WHAT THE TASK REQUIRES ->
Write out the whole listing word for word.

— START OF DATASET ENTRIES —

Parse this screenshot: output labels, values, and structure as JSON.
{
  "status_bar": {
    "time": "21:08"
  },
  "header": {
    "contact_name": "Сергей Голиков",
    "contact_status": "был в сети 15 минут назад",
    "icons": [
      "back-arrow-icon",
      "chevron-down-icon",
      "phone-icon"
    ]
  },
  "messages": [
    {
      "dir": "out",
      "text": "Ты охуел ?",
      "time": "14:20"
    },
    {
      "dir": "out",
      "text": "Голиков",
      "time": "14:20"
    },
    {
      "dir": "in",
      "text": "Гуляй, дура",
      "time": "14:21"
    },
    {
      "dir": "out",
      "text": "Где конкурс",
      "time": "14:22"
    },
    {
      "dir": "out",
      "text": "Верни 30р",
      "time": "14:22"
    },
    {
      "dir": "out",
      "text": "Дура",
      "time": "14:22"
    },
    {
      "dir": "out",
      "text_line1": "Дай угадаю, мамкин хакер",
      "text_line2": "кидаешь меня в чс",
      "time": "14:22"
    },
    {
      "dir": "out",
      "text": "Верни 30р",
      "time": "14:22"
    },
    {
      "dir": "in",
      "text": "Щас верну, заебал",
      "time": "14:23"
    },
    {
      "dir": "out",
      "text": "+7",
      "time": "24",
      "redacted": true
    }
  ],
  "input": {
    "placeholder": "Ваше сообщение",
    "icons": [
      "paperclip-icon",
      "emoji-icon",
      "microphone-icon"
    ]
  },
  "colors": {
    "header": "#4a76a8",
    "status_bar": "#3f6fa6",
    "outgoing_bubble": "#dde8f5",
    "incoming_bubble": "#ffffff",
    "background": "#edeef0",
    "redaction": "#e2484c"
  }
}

— END OF DATASET ENTRIES —

FULL SOLUTION ->
Parse this screenshot: output labels, values, and structure as JSON.
{
  "status_bar": {
    "time": "21:08"
  },
  "header": {
    "contact_name": "Сергей Голиков",
    "contact_status": "был в сети 15 минут назад",
    "icons": [
      "back-arrow-icon",
      "chevron-down-icon",
      "phone-icon"
    ]
  },
  "messages": [
    {
      "dir": "out",
      "text": "Ты охуел ?",
      "time": "14:20"
    },
    {
      "dir": "out",
      "text": "Голиков",
      "time": "14:20"
    },
    {
      "dir": "in",
      "text": "Гуляй, дура",
      "time": "14:21"
    },
    {
      "dir": "out",
      "text": "Где конкурс",
      "time": "14:22"
    },
    {
      "dir": "out",
      "text": "Верни 30р",
      "time": "14:22"
    },
    {
      "dir": "out",
      "text": "Дура",
      "time": "14:22"
    },
    {
      "dir": "out",
      "text_line1": "Дай угадаю, мамкин хакер",
      "text_line2": "кидаешь меня в чс",
      "time": "14:22"
    },
    {
      "dir": "out",
      "text": "Верни 30р",
      "time": "14:22"
    },
    {
      "dir": "in",
      "text": "Щас верну, заебал",
      "time": "14:23"
    },
    {
      "dir": "out",
      "text": "+7",
      "time": "24",
      "redacted": true
    }
  ],
  "input": {
    "placeholder": "Ваше сообщение",
    "icons": [
      "paperclip-icon",
      "emoji-icon",
      "microphone-icon"
    ]
  },
  "colors": {
    "header": "#4a76a8",
    "status_bar": "#3f6fa6",
    "outgoing_bubble": "#dde8f5",
    "incoming_bubble": "#ffffff",
    "background": "#edeef0",
    "redaction": "#e2484c"
  }
}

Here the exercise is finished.